Según su madre, en 2012 Violeta se estuvo quedando a dormir en casa de un vecino de confianza de la familia, junto a su hermanastra. “¿Mami, tú te acuerdas del militar?, me preguntó, y me lo contó todo. Y me dijo que ocurrió más de una vez. Este hombre la cogía dormida y se la acercaba para hacerle tocamientos por sus… —Silencio—. Recuerdo cómo ese sinvergüenza, al día siguiente, me decía que habían estado viendo películas de dibujitos”. Sin embargo, la menor manifestó lo que había sufrido tres años después, por lo que las pruebas forenses no pudieron demostrar la agresión.

“Ella tenía miedo de contarlo, se sentía culpable… Y después se sentía responsable de todo lo que yo estaba pasando. Mi dieron ataques de ansiedad, no podía respirar. Veía la cara de este hombre todo el rato, me despertaba gritando… Estamos las dos muy afectadas”, expresa la madre de la pequeña. “Este hombre le ha descubierto la sexualidad de una manera equivocada, cuando lo tenía que haber descubierto ella misma…”, agrega. La familia denunció al vecino por agresión sexual en 2015, pero al denegarle una orden de alejamiento, dejaron de aparecer por el vecindario para evitar toparse con el presunto agresor de Violeta. Lo que jamás pensó su madre es que en marzo de 2016 volvería a denunciar a otro hombre por, una vez más, violar a su hija.

“Han sido tantas cosas, tantas injusticias, me he sentido tan desamparada…Te das cuenta de que estás sola…”

= MATERIAL EXTRAÍDO =

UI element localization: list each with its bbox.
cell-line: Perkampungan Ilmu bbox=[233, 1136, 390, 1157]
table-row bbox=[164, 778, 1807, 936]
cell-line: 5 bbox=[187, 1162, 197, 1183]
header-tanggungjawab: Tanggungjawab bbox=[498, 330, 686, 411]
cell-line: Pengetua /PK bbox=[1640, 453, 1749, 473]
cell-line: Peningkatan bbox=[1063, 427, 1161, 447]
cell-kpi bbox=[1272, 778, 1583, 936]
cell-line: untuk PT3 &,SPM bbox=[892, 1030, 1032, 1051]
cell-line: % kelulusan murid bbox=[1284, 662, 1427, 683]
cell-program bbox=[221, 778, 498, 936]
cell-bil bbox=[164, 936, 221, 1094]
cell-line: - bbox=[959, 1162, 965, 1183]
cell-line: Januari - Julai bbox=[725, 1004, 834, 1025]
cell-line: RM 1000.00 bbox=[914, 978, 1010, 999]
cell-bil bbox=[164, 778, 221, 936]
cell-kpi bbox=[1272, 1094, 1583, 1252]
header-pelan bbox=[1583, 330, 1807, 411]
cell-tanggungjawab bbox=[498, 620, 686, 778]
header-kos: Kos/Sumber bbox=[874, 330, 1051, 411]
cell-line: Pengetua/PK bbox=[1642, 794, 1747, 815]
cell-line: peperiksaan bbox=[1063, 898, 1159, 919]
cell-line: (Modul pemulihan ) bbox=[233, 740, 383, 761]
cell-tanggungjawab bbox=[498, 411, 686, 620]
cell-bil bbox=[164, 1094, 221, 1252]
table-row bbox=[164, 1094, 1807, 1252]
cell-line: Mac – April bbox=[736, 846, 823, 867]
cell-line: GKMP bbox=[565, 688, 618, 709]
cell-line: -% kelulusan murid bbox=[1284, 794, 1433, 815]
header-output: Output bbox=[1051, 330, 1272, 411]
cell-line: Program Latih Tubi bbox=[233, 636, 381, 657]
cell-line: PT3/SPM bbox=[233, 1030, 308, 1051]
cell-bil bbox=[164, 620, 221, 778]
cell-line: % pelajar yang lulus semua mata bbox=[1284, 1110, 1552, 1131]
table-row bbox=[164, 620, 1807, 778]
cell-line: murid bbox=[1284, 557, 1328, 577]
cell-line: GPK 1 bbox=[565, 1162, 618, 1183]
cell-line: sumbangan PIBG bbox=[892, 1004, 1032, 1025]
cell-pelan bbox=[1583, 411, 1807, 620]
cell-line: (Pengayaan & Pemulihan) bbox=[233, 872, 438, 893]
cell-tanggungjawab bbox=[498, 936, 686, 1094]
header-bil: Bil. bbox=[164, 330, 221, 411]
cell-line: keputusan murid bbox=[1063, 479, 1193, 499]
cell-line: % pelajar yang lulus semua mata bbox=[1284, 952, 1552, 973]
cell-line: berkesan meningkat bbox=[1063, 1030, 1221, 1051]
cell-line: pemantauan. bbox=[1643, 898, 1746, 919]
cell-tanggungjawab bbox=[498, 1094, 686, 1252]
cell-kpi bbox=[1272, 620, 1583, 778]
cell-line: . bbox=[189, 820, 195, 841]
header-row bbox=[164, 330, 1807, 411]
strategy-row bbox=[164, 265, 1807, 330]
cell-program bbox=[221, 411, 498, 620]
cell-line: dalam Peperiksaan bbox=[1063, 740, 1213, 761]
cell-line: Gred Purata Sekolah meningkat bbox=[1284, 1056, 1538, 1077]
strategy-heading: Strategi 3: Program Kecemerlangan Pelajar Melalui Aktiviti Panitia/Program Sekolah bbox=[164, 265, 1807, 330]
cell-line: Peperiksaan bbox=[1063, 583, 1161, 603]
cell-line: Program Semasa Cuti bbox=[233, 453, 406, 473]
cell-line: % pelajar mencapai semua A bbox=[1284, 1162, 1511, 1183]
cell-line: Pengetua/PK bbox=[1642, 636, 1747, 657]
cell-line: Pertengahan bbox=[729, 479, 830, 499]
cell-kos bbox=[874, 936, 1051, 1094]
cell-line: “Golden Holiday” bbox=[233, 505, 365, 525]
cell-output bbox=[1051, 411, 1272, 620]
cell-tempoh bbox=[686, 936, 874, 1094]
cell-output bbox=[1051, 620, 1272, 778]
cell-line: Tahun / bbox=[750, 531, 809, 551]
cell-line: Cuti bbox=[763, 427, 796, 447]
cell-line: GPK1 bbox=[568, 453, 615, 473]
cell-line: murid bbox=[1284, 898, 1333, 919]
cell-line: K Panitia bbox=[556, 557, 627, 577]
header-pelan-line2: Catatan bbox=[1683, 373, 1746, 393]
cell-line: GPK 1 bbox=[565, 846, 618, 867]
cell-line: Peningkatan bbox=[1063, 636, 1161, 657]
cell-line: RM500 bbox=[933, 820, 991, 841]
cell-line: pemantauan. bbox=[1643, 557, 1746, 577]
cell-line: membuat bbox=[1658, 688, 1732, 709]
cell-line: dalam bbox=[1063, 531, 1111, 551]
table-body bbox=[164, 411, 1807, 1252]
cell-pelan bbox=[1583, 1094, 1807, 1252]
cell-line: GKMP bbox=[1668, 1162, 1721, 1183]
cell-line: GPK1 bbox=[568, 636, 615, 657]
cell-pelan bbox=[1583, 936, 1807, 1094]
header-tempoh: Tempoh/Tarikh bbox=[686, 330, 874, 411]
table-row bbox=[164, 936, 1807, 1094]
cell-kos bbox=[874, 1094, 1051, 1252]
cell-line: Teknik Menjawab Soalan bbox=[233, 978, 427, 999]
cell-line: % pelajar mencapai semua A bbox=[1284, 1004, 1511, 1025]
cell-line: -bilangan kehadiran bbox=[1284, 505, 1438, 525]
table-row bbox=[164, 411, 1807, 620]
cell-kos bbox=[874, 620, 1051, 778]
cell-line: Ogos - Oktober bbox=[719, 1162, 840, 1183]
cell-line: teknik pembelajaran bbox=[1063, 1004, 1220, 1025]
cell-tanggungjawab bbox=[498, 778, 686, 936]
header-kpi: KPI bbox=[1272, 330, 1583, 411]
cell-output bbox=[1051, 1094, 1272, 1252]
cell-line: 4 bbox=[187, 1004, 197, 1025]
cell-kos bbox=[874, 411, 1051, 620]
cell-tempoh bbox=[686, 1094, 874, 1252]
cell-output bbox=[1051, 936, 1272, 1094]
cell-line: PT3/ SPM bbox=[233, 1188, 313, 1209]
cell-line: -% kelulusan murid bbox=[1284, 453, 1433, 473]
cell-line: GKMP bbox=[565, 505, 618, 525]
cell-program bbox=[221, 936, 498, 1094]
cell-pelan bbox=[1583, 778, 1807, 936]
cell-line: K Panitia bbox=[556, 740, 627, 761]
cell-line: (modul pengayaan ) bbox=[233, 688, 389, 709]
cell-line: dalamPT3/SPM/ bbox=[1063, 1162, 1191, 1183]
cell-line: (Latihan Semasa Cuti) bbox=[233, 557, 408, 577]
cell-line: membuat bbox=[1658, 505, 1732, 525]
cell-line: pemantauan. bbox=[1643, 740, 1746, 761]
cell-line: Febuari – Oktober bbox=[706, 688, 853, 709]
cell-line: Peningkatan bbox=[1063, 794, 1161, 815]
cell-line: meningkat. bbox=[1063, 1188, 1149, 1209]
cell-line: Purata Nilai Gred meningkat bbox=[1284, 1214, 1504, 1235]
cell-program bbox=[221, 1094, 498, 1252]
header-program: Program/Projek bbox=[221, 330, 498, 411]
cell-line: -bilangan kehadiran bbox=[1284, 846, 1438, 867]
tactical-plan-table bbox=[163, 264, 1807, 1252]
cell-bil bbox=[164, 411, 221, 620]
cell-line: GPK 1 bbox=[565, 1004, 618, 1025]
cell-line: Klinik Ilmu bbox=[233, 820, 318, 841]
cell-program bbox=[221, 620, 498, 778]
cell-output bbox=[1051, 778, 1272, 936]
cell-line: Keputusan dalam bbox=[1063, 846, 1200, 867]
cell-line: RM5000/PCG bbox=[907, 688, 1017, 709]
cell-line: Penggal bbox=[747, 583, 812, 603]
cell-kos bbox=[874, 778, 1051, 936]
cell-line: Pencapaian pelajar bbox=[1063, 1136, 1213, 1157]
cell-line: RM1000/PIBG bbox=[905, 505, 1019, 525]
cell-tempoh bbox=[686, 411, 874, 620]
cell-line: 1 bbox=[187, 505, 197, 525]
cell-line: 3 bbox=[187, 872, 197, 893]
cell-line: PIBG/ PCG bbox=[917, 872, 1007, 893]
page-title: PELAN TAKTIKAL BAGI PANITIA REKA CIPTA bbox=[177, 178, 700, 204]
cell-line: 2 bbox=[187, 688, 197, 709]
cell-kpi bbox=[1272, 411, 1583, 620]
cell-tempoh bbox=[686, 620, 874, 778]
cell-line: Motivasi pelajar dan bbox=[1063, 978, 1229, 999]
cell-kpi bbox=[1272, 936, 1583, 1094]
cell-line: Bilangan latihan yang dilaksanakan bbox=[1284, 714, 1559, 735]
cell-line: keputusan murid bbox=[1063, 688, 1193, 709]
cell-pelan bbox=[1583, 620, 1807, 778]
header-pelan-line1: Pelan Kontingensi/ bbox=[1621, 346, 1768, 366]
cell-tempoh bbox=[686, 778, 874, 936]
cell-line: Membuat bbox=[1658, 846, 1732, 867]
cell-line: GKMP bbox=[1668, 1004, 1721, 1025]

= QUÉ HACER =
Reproduce del texto extraído todo lo que va desde "Según su madre, en" hasta "demostrar la agresión.", sin cambiar nada.

= RESPUESTA A LA TAREA =
Según su madre, en 2012 Violeta se estuvo quedando a dormir en casa de un vecino de confianza de la familia, junto a su hermanastra. “¿Mami, tú te acuerdas del militar?, me preguntó, y me lo contó todo. Y me dijo que ocurrió más de una vez. Este hombre la cogía dormida y se la acercaba para hacerle tocamientos por sus… —Silencio—. Recuerdo cómo ese sinvergüenza, al día siguiente, me decía que habían estado viendo películas de dibujitos”. Sin embargo, la menor manifestó lo que había sufrido tres años después, por lo que las pruebas forenses no pudieron demostrar la agresión.